(Dataset items)
╔══

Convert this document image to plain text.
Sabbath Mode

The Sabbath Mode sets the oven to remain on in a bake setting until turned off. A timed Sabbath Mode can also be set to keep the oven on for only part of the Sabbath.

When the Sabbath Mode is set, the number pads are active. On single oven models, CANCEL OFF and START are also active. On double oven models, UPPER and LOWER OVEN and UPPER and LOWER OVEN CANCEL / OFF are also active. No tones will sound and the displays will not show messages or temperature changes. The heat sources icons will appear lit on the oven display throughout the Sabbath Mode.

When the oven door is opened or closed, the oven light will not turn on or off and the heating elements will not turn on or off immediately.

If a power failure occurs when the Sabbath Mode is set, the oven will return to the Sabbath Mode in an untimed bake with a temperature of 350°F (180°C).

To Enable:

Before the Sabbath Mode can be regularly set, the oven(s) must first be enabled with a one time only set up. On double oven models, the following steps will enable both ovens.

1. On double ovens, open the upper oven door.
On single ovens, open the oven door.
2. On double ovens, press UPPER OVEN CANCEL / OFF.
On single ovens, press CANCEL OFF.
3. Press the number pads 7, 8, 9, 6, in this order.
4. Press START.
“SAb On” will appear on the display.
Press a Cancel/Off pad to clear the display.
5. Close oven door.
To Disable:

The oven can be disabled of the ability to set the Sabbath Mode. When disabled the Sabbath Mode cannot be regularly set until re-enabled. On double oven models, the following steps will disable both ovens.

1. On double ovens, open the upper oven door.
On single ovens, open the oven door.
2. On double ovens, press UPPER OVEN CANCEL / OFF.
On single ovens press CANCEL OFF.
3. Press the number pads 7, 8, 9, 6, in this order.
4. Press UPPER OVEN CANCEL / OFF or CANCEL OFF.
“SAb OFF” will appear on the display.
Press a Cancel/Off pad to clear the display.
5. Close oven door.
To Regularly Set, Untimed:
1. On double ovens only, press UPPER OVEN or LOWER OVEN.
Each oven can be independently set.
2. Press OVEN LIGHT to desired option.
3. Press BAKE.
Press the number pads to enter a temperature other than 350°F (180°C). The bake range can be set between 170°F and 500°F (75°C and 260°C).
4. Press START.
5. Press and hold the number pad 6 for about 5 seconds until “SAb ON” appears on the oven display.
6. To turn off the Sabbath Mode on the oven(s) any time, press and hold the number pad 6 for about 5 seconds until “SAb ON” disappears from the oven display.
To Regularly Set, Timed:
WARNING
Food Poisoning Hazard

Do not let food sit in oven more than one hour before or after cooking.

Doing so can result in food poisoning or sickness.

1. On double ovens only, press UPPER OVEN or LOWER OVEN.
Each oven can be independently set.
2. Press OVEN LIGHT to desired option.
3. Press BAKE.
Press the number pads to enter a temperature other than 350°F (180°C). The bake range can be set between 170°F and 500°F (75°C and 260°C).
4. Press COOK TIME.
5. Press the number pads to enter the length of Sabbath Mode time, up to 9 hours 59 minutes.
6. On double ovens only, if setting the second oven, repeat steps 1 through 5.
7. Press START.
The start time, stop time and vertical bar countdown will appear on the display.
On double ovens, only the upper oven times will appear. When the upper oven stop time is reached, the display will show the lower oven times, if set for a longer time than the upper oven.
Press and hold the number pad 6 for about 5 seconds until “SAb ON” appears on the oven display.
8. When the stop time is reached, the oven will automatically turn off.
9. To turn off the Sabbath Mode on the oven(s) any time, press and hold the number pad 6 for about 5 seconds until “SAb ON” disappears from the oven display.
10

╚══

Written problem>
Repeat each record exactly, leaving nothing out.

Completed exercise>
Convert this document image to plain text.
Sabbath Mode

The Sabbath Mode sets the oven to remain on in a bake setting until turned off. A timed Sabbath Mode can also be set to keep the oven on for only part of the Sabbath.

When the Sabbath Mode is set, the number pads are active. On single oven models, CANCEL OFF and START are also active. On double oven models, UPPER and LOWER OVEN and UPPER and LOWER OVEN CANCEL / OFF are also active. No tones will sound and the displays will not show messages or temperature changes. The heat sources icons will appear lit on the oven display throughout the Sabbath Mode.

When the oven door is opened or closed, the oven light will not turn on or off and the heating elements will not turn on or off immediately.

If a power failure occurs when the Sabbath Mode is set, the oven will return to the Sabbath Mode in an untimed bake with a temperature of 350°F (180°C).

To Enable:

Before the Sabbath Mode can be regularly set, the oven(s) must first be enabled with a one time only set up. On double oven models, the following steps will enable both ovens.

1. On double ovens, open the upper oven door.
On single ovens, open the oven door.
2. On double ovens, press UPPER OVEN CANCEL / OFF.
On single ovens, press CANCEL OFF.
3. Press the number pads 7, 8, 9, 6, in this order.
4. Press START.
“SAb On” will appear on the display.
Press a Cancel/Off pad to clear the display.
5. Close oven door.
To Disable:

The oven can be disabled of the ability to set the Sabbath Mode. When disabled the Sabbath Mode cannot be regularly set until re-enabled. On double oven models, the following steps will disable both ovens.

1. On double ovens, open the upper oven door.
On single ovens, open the oven door.
2. On double ovens, press UPPER OVEN CANCEL / OFF.
On single ovens press CANCEL OFF.
3. Press the number pads 7, 8, 9, 6, in this order.
4. Press UPPER OVEN CANCEL / OFF or CANCEL OFF.
“SAb OFF” will appear on the display.
Press a Cancel/Off pad to clear the display.
5. Close oven door.
To Regularly Set, Untimed:
1. On double ovens only, press UPPER OVEN or LOWER OVEN.
Each oven can be independently set.
2. Press OVEN LIGHT to desired option.
3. Press BAKE.
Press the number pads to enter a temperature other than 350°F (180°C). The bake range can be set between 170°F and 500°F (75°C and 260°C).
4. Press START.
5. Press and hold the number pad 6 for about 5 seconds until “SAb ON” appears on the oven display.
6. To turn off the Sabbath Mode on the oven(s) any time, press and hold the number pad 6 for about 5 seconds until “SAb ON” disappears from the oven display.
To Regularly Set, Timed:
WARNING
Food Poisoning Hazard

Do not let food sit in oven more than one hour before or after cooking.

Doing so can result in food poisoning or sickness.

1. On double ovens only, press UPPER OVEN or LOWER OVEN.
Each oven can be independently set.
2. Press OVEN LIGHT to desired option.
3. Press BAKE.
Press the number pads to enter a temperature other than 350°F (180°C). The bake range can be set between 170°F and 500°F (75°C and 260°C).
4. Press COOK TIME.
5. Press the number pads to enter the length of Sabbath Mode time, up to 9 hours 59 minutes.
6. On double ovens only, if setting the second oven, repeat steps 1 through 5.
7. Press START.
The start time, stop time and vertical bar countdown will appear on the display.
On double ovens, only the upper oven times will appear. When the upper oven stop time is reached, the display will show the lower oven times, if set for a longer time than the upper oven.
Press and hold the number pad 6 for about 5 seconds until “SAb ON” appears on the oven display.
8. When the stop time is reached, the oven will automatically turn off.
9. To turn off the Sabbath Mode on the oven(s) any time, press and hold the number pad 6 for about 5 seconds until “SAb ON” disappears from the oven display.
10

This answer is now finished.